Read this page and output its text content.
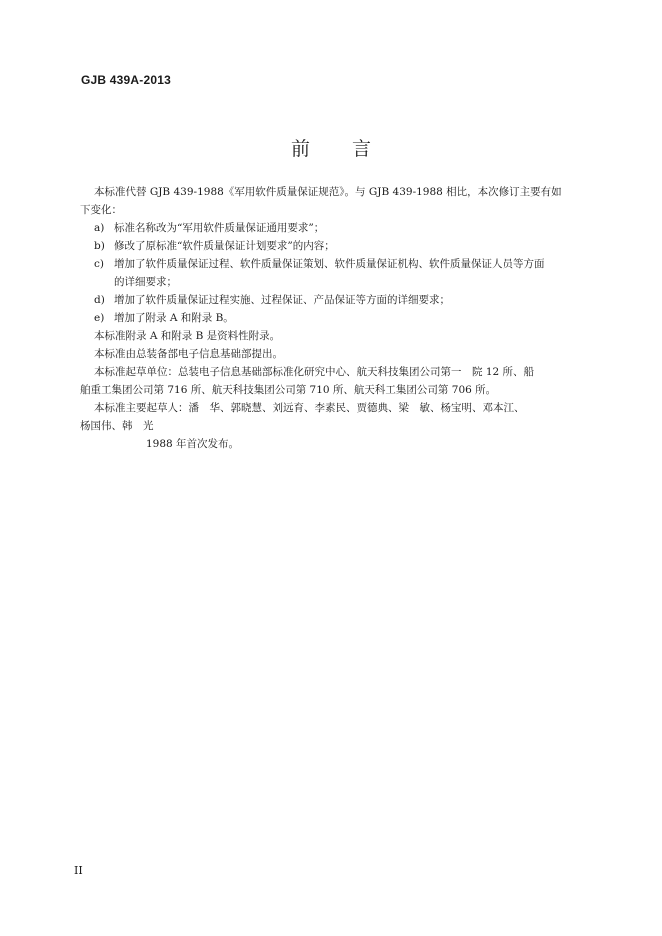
GJB 439A-2013
前 言
本标准代替 GJB 439-1988《军用软件质量保证规范》。与 GJB 439-1988 相比，本次修订主要有如
下变化：
a) 标准名称改为“军用软件质量保证通用要求”；
b) 修改了原标准“软件质量保证计划要求”的内容；
c) 增加了软件质量保证过程、软件质量保证策划、软件质量保证机构、软件质量保证人员等方面
的详细要求；
d) 增加了软件质量保证过程实施、过程保证、产品保证等方面的详细要求；
e) 增加了附录 A 和附录 B。
本标准附录 A 和附录 B 是资料性附录。
本标准由总装备部电子信息基础部提出。
本标准起草单位：总装电子信息基础部标准化研究中心、航天科技集团公司第一　院 12 所、船
舶重工集团公司第 716 所、航天科技集团公司第 710 所、航天科工集团公司第 706 所。
本标准主要起草人：潘　华、郭晓慧、刘远育、李素民、贾德典、梁　敏、杨宝明、邓本江、
杨国伟、韩　光
1988 年首次发布。
II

- [The problem]
Using the material above, retype each entry exactly and omit the pictures.

- [Worked solution]
Read this page and output its text content.
GJB 439A-2013
前 言
本标准代替 GJB 439-1988《军用软件质量保证规范》。与 GJB 439-1988 相比，本次修订主要有如
下变化：
a) 标准名称改为“军用软件质量保证通用要求”；
b) 修改了原标准“软件质量保证计划要求”的内容；
c) 增加了软件质量保证过程、软件质量保证策划、软件质量保证机构、软件质量保证人员等方面
的详细要求；
d) 增加了软件质量保证过程实施、过程保证、产品保证等方面的详细要求；
e) 增加了附录 A 和附录 B。
本标准附录 A 和附录 B 是资料性附录。
本标准由总装备部电子信息基础部提出。
本标准起草单位：总装电子信息基础部标准化研究中心、航天科技集团公司第一　院 12 所、船
舶重工集团公司第 716 所、航天科技集团公司第 710 所、航天科工集团公司第 706 所。
本标准主要起草人：潘　华、郭晓慧、刘远育、李素民、贾德典、梁　敏、杨宝明、邓本江、
杨国伟、韩　光
1988 年首次发布。
II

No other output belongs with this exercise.